* **TESTO FORNITO**:
^^^^^^^^^^^^^^^^

La si ottiene con vari stratagemmi, con il chiaroscuro, con la variazione degli spessori e dei volumi delle figure.
Già dal quinto secolo a.C. la questione fu affrontata dai pittori greci, in Italia si studiò il problema di come la luce possa illuminare realisticamente un soggetto, evidenziandone un maggiore realismo e quindi senso di rilievo, alla fine del XIII secolo.

Molte scoperte vennero sviluppate da Giotto e Masaccio, fino alla piena espressione dei volumi di Michelangelo e Raffaello.

In fotografia è possibile sviluppare il concetto di plasticità attraverso l’impiego di determinate attrezzature e con l’ausilio della tecnica.

Il punto di messa a fuoco, con la gestione della profondità di campo, sono sicuramente gli elementi principali di studio necessari ad ottenere i primi risultati, i quali possono variare in funzione di ottica impiegata, apertura del diaframma, e distanza del soggetto.

La profondità di campo viene definita estesa quando nell’immagine è tutto perfettamente nitido, oppure ridotta quando invece è percepibile lo sfuocato ed il punto di fuoco si riduce al minimo.
Attraverso lo studio della composizione e della luce, si può ottenere una variabile sensazione di tridimensionalità, sia che scegliamo di realizzare la foto tutta nitida, sia che scegliamo di farla nitida in un sol punto e di sfuocare il resto nella maniera maggiore possibile.

La variabile ulteriore, che può determinare una differenza in questo tipo di ricerca oltre a ottica, diaframma e distanza del soggetto, è la scelta del formato fotografico impiegato.

^^^^^^^^^^^^^^^^

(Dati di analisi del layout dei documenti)
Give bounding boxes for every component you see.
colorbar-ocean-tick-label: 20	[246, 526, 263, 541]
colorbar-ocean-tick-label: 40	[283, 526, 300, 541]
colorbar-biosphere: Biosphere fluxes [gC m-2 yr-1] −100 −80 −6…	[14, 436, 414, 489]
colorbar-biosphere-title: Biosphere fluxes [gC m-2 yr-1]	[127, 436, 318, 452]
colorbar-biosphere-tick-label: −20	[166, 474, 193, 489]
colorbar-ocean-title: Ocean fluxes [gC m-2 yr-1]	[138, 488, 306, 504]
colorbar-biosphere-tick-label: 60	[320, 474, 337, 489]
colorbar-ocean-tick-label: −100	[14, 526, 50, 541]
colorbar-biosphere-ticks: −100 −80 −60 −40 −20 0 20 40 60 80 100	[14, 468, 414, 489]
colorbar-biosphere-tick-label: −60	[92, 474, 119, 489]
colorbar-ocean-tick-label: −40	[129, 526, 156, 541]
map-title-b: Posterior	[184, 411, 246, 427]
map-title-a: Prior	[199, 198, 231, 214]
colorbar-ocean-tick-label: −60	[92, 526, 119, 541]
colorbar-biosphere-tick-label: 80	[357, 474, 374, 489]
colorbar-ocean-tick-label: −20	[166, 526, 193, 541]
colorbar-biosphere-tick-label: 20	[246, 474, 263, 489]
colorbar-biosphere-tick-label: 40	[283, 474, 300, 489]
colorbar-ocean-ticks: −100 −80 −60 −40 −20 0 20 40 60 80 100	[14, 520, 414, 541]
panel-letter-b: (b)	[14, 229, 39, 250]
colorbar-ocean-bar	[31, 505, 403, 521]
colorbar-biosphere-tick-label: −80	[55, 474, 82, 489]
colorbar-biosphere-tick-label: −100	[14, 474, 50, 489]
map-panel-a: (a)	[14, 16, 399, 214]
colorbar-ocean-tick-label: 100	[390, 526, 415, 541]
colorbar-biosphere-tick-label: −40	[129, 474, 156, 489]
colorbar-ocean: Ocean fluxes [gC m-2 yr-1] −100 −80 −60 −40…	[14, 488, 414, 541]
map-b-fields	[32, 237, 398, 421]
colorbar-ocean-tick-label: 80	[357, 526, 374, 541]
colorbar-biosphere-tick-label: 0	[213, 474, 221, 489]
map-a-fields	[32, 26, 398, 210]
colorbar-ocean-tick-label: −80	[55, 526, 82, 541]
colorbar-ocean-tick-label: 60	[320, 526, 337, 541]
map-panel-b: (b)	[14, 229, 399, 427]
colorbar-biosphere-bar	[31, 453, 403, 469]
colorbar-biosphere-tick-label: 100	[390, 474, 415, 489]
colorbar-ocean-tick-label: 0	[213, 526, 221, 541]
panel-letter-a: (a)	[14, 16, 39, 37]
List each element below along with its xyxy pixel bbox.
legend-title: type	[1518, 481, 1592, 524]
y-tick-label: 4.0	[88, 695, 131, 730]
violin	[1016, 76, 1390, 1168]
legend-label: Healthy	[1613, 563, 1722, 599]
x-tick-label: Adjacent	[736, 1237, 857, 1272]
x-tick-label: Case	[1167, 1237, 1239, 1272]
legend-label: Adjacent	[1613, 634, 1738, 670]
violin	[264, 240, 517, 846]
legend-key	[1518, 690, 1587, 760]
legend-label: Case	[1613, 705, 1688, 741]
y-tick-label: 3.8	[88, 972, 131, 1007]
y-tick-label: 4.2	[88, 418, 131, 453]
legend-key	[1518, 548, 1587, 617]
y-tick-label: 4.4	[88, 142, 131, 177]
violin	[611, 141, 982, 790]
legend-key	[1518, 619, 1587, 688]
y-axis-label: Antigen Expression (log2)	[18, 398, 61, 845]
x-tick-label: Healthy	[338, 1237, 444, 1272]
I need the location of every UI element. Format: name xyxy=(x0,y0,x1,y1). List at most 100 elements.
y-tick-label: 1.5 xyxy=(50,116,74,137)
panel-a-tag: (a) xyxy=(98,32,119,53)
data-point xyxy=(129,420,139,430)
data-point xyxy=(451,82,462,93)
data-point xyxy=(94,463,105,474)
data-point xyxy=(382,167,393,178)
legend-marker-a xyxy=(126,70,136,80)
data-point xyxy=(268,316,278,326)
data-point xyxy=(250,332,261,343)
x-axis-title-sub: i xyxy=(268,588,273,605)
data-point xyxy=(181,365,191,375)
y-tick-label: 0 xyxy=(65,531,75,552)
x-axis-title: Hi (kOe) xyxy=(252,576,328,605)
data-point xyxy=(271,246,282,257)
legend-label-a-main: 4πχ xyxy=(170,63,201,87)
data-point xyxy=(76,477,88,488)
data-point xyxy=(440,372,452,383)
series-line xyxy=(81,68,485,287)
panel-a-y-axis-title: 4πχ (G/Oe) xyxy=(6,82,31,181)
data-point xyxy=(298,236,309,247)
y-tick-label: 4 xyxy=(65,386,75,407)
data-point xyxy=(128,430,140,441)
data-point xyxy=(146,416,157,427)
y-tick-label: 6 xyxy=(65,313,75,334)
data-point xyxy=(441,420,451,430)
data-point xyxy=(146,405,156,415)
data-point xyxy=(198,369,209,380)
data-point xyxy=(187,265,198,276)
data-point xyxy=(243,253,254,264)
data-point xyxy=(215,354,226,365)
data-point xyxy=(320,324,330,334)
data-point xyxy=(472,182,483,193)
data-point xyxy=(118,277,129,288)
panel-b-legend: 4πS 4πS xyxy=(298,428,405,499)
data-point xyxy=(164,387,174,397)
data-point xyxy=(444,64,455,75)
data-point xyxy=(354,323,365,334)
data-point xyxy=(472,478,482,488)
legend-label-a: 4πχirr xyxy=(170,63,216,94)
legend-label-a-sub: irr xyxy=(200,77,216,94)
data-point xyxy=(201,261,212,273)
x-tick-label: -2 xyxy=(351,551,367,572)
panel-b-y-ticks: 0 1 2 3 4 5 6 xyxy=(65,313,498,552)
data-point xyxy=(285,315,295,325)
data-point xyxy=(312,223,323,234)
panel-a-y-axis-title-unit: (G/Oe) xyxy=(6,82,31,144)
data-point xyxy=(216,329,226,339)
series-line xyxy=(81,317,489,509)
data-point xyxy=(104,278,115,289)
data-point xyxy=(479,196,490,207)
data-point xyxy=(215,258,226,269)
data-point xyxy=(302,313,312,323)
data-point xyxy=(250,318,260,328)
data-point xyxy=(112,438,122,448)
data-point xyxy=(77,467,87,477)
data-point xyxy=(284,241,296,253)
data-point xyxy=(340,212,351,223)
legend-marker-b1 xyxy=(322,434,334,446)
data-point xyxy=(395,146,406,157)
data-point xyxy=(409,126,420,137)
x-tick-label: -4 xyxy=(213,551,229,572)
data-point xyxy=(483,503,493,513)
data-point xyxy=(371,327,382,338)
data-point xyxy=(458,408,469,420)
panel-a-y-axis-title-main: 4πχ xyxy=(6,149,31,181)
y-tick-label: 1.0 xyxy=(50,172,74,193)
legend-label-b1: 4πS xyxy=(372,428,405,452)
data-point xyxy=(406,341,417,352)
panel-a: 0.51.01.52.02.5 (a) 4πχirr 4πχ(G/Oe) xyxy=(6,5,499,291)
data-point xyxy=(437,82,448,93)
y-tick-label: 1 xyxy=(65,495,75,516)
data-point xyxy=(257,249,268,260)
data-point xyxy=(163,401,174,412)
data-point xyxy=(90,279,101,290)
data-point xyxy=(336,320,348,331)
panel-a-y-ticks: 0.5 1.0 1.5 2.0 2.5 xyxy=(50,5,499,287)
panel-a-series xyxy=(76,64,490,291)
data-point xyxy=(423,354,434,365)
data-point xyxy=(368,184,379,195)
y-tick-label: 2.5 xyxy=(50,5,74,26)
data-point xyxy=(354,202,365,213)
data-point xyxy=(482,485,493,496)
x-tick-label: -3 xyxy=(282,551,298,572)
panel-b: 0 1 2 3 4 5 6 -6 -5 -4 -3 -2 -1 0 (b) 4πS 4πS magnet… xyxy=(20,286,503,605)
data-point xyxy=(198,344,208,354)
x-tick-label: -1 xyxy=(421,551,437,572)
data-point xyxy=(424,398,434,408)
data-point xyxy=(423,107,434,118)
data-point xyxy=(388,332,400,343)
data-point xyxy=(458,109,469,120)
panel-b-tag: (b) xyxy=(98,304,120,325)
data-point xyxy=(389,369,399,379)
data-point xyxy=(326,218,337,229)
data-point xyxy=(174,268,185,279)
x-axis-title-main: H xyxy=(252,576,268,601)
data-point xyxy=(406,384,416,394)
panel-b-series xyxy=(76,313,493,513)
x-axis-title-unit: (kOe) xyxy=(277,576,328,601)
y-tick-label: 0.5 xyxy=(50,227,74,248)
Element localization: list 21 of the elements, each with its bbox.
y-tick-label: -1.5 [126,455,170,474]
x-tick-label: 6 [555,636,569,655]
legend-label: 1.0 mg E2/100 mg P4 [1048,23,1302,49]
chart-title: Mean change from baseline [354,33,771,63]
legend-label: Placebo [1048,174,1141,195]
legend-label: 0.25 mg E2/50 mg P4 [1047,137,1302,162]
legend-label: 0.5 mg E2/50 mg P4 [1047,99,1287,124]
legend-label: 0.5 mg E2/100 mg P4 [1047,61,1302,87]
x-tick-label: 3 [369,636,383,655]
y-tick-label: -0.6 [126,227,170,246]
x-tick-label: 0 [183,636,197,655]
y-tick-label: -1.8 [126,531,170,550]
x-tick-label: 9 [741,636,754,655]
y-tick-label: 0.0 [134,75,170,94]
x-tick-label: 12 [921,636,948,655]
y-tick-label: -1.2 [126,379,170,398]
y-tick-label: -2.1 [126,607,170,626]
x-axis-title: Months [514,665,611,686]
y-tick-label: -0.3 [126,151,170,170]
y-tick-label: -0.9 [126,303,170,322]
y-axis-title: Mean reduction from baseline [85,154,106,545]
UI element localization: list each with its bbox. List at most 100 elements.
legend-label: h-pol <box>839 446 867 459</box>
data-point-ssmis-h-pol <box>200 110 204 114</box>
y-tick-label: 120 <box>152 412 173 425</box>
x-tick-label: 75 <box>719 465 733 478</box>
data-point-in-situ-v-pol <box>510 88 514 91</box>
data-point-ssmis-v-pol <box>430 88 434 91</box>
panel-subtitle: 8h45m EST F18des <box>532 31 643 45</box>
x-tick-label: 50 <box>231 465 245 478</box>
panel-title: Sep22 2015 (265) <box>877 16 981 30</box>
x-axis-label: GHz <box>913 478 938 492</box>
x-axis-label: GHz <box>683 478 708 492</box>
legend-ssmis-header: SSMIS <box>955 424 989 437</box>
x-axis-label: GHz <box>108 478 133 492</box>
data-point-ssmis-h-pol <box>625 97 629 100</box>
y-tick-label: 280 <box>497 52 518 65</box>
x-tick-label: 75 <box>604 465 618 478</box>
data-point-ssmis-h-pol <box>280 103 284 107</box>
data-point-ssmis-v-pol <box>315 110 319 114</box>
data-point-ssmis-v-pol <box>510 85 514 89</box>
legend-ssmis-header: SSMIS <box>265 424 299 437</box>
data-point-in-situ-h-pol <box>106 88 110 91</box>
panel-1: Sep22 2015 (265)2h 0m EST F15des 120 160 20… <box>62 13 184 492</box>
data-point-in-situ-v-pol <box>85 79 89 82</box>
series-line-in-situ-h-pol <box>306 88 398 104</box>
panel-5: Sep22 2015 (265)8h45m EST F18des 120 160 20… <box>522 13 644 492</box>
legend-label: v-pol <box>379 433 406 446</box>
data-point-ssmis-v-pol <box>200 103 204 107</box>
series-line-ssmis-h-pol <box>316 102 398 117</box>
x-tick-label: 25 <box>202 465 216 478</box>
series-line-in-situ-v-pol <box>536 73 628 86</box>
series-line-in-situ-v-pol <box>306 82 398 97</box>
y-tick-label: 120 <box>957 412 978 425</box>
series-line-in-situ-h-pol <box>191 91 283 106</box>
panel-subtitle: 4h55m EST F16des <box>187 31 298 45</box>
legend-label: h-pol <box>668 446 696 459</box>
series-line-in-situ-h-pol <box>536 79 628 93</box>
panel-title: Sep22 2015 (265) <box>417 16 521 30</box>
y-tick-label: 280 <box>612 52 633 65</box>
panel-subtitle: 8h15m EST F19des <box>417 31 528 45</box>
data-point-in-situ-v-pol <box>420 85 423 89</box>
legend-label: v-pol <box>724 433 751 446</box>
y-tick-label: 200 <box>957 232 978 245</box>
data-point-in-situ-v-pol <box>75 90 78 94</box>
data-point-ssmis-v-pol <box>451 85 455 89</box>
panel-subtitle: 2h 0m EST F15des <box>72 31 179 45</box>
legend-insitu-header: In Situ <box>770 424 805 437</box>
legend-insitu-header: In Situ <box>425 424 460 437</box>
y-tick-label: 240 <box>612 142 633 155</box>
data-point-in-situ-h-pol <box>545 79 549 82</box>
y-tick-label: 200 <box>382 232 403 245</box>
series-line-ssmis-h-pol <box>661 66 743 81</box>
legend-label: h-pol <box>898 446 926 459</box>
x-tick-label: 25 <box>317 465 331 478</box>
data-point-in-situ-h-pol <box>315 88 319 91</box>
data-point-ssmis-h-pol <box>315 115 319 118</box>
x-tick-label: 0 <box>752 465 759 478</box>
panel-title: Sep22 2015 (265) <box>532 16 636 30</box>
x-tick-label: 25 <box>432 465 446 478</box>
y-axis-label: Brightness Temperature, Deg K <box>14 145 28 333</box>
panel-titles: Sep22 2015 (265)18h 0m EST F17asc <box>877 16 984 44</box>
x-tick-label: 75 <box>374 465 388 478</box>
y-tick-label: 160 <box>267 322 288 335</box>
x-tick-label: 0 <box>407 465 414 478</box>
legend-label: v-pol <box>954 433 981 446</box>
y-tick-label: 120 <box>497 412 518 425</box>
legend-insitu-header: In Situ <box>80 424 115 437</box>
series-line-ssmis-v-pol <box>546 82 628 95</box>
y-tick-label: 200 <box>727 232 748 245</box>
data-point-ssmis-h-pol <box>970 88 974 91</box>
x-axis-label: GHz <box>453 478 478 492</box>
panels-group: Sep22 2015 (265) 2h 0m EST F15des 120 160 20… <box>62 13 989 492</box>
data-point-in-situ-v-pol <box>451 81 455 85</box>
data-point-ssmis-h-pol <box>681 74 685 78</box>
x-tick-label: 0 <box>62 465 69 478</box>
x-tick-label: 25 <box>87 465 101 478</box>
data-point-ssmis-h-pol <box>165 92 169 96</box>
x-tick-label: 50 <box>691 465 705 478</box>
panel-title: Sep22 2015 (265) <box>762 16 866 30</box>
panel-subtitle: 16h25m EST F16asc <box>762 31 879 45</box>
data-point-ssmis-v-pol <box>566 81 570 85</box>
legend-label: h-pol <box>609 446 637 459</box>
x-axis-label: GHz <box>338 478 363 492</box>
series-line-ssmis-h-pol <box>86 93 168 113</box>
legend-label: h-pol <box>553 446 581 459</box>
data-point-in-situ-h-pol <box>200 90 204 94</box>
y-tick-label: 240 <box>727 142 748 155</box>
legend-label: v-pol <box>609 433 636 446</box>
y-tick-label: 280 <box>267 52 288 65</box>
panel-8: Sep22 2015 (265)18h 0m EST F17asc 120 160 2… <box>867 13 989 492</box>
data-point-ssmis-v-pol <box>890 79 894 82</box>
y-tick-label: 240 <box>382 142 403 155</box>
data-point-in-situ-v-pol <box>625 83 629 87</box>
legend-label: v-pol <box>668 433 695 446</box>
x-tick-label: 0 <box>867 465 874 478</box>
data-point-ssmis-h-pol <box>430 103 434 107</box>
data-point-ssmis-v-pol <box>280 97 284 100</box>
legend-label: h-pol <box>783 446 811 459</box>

^^^^^^^^^^^^^^^^

* **ESERCIZI DA SVOLGERE**:
A) Traduci in inglese questa frase del testo fornito: "Molte scoperte vennero sviluppate da Giotto e Masaccio, fino alla piena espressione dei volumi di Michelangelo e Raffaello."
B) Copia dal testo fornito tutto ciò che va da "Il punto di messa" giù fino a "maniera maggiore possibile.".

* **RISPOSTE**:
A) Many discoveries were developed by Giotto and Masaccio, up to the full expression of volume in Michelangelo and Raphael.

B)
Il punto di messa a fuoco, con la gestione della profondità di campo, sono sicuramente gli elementi principali di studio necessari ad ottenere i primi risultati, i quali possono variare in funzione di ottica impiegata, apertura del diaframma, e distanza del soggetto.

La profondità di campo viene definita estesa quando nell’immagine è tutto perfettamente nitido, oppure ridotta quando invece è percepibile lo sfuocato ed il punto di fuoco si riduce al minimo.
Attraverso lo studio della composizione e della luce, si può ottenere una variabile sensazione di tridimensionalità, sia che scegliamo di realizzare la foto tutta nitida, sia che scegliamo di farla nitida in un sol punto e di sfuocare il resto nella maniera maggiore possibile.